- **Rows**
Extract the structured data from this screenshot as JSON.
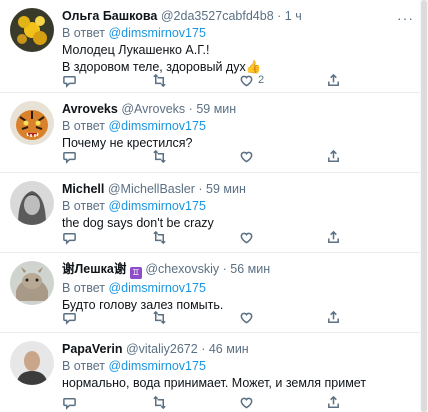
{
  "tweets": [
    {
      "name": "Ольга Башкова",
      "handle": "@2da3527cabfd4b8",
      "time": "1 ч",
      "reply_label": "В ответ",
      "reply_to": "@dimsmirnov175",
      "lines": [
        "Молодец Лукашенко А.Г.!",
        "В здоровом теле, здоровый дух👍"
      ],
      "like_count": "2"
    },
    {
      "name": "Avroveks",
      "handle": "@Avroveks",
      "time": "59 мин",
      "reply_label": "В ответ",
      "reply_to": "@dimsmirnov175",
      "lines": [
        "Почему не крестился?"
      ]
    },
    {
      "name": "Michell",
      "handle": "@MichellBasler",
      "time": "59 мин",
      "reply_label": "В ответ",
      "reply_to": "@dimsmirnov175",
      "lines": [
        "the dog says don't be crazy"
      ]
    },
    {
      "name": "谢Лешка谢",
      "name_badge": "♊",
      "handle": "@chexovskiy",
      "time": "56 мин",
      "reply_label": "В ответ",
      "reply_to": "@dimsmirnov175",
      "lines": [
        "Будто голову залез помыть."
      ]
    },
    {
      "name": "PapaVerin",
      "handle": "@vitaliy2672",
      "time": "46 мин",
      "reply_label": "В ответ",
      "reply_to": "@dimsmirnov175",
      "lines": [
        "нормально, вода принимает. Может, и земля примет"
      ]
    }
  ],
  "separator": "·",
  "more_icon": "···",
  "colors": {
    "accent": "#1b95e0",
    "muted": "#5b7083",
    "divider": "#e6ecf0"
  }
}
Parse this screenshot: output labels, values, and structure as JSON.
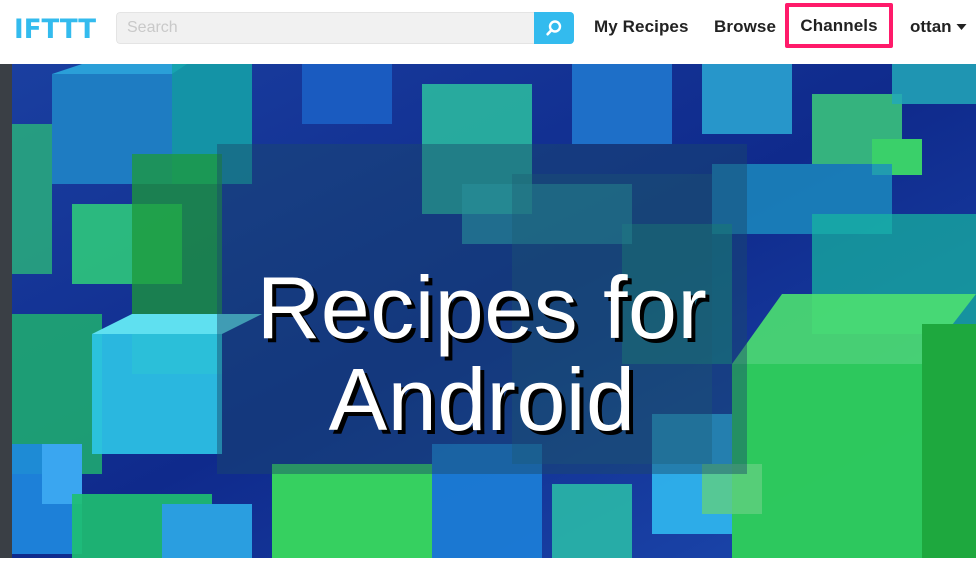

- **Exercise task**
Copy the entries exactly. Leave out the images.

- **Exercise solution**
Extract the structured data from this screenshot as JSON.
{
  "tweets": [
    {
      "name": "Ольга Башкова",
      "handle": "@2da3527cabfd4b8",
      "time": "1 ч",
      "reply_label": "В ответ",
      "reply_to": "@dimsmirnov175",
      "lines": [
        "Молодец Лукашенко А.Г.!",
        "В здоровом теле, здоровый дух👍"
      ],
      "like_count": "2"
    },
    {
      "name": "Avroveks",
      "handle": "@Avroveks",
      "time": "59 мин",
      "reply_label": "В ответ",
      "reply_to": "@dimsmirnov175",
      "lines": [
        "Почему не крестился?"
      ]
    },
    {
      "name": "Michell",
      "handle": "@MichellBasler",
      "time": "59 мин",
      "reply_label": "В ответ",
      "reply_to": "@dimsmirnov175",
      "lines": [
        "the dog says don't be crazy"
      ]
    },
    {
      "name": "谢Лешка谢",
      "name_badge": "♊",
      "handle": "@chexovskiy",
      "time": "56 мин",
      "reply_label": "В ответ",
      "reply_to": "@dimsmirnov175",
      "lines": [
        "Будто голову залез помыть."
      ]
    },
    {
      "name": "PapaVerin",
      "handle": "@vitaliy2672",
      "time": "46 мин",
      "reply_label": "В ответ",
      "reply_to": "@dimsmirnov175",
      "lines": [
        "нормально, вода принимает. Может, и земля примет"
      ]
    }
  ],
  "separator": "·",
  "more_icon": "···",
  "colors": {
    "accent": "#1b95e0",
    "muted": "#5b7083",
    "divider": "#e6ecf0"
  }
}
Parse this screenshot: output labels, values, and structure as JSON.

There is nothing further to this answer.